● Exercise directions:
Pick out every line in the data below that holds "label".

● Provided data:
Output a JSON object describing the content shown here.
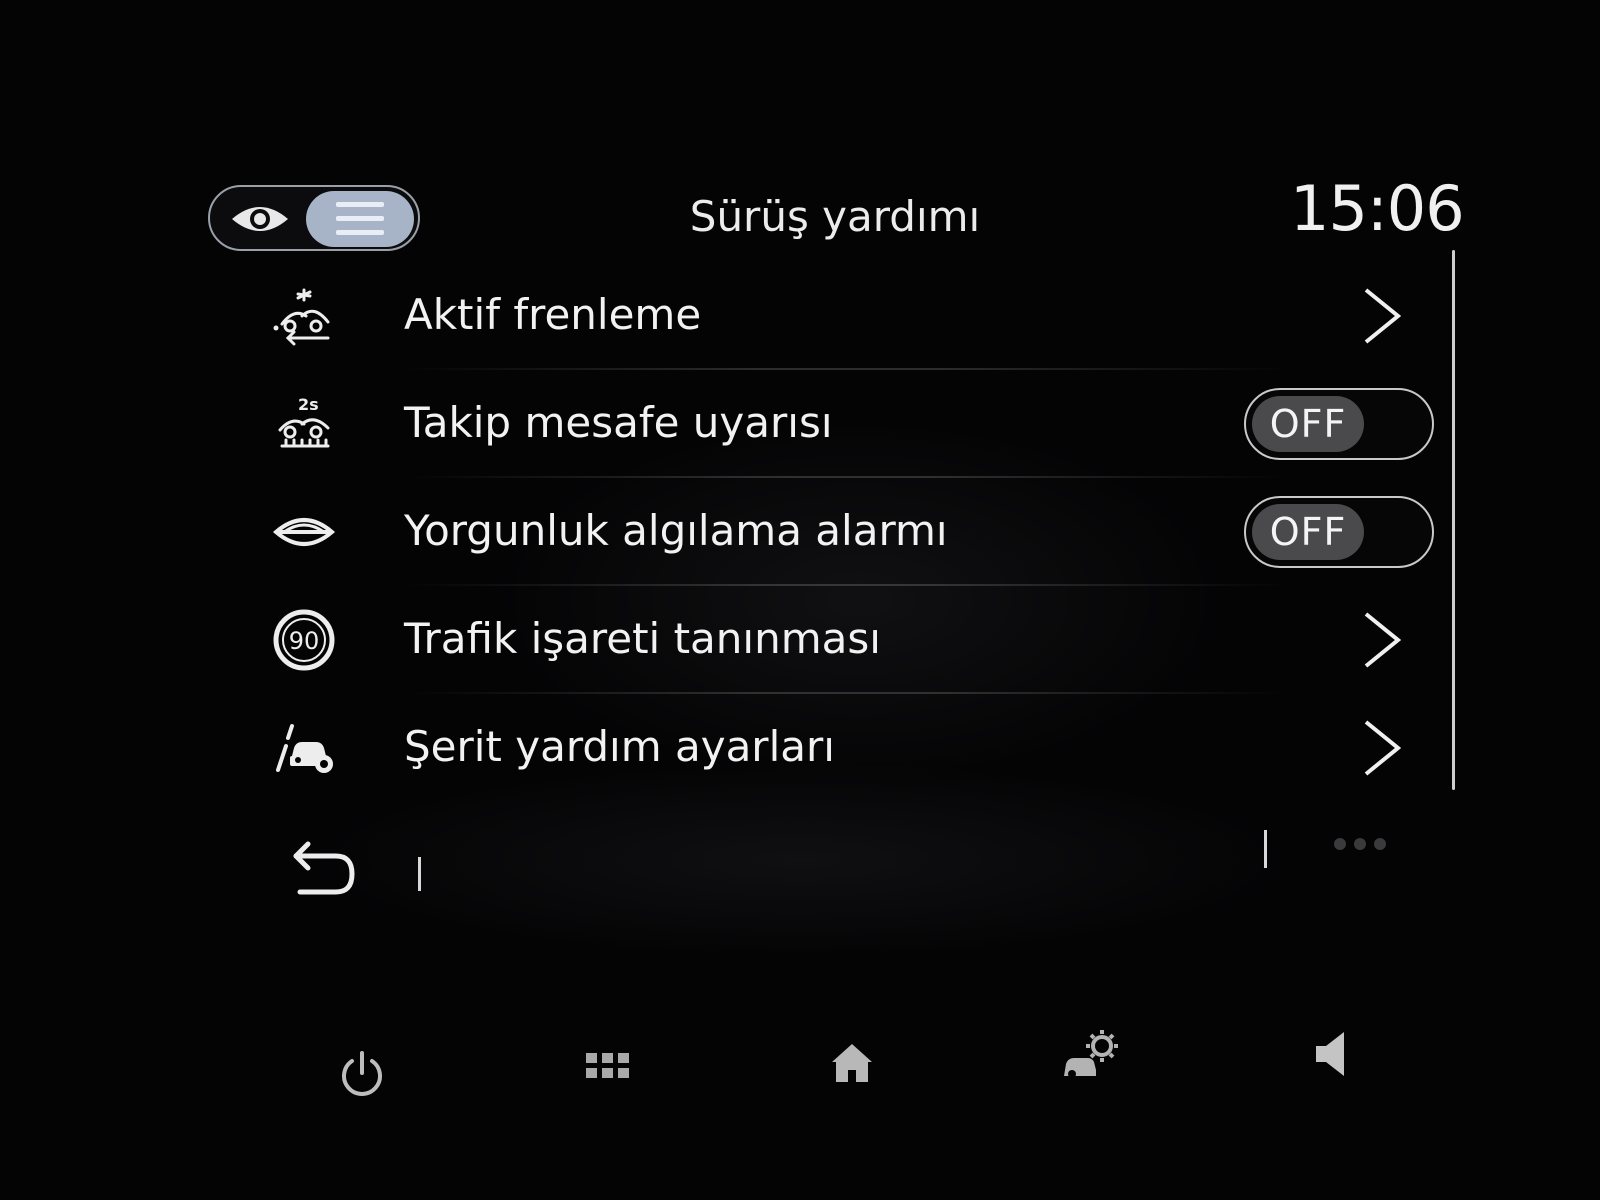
{
  "header": {
    "title": "Sürüş yardımı",
    "clock": "15:06",
    "view_toggle": {
      "options": [
        "eye-icon",
        "list-icon"
      ],
      "selected": "list-icon"
    }
  },
  "menu": {
    "items": [
      {
        "label": "Aktif frenleme",
        "icon": "active-braking-icon",
        "control": "chevron"
      },
      {
        "label": "Takip mesafe uyarısı",
        "icon": "distance-warning-icon",
        "control": "switch",
        "state": "OFF"
      },
      {
        "label": "Yorgunluk algılama alarmı",
        "icon": "fatigue-eye-icon",
        "control": "switch",
        "state": "OFF"
      },
      {
        "label": "Trafik işareti tanınması",
        "icon": "speed-sign-icon",
        "icon_text": "90",
        "control": "chevron"
      },
      {
        "label": "Şerit yardım ayarları",
        "icon": "lane-assist-icon",
        "control": "chevron"
      }
    ]
  },
  "footer": {
    "back_icon": "back-arrow-icon",
    "more_icon": "more-dots-icon"
  },
  "bottom_bar": {
    "buttons": [
      "power-icon",
      "apps-grid-icon",
      "home-icon",
      "car-settings-icon",
      "volume-icon"
    ]
  },
  "colors": {
    "background": "#040405",
    "text": "#f2f2f2",
    "toggle_selected": "#a7b3c6",
    "switch_knob": "#4a4a4c"
  }
}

● Solution to this exercise:
        "label": "Aktif frenleme",
        "label": "Takip mesafe uyarısı",
        "label": "Yorgunluk algılama alarmı",
        "label": "Trafik işareti tanınması",
        "label": "Şerit yardım ayarları",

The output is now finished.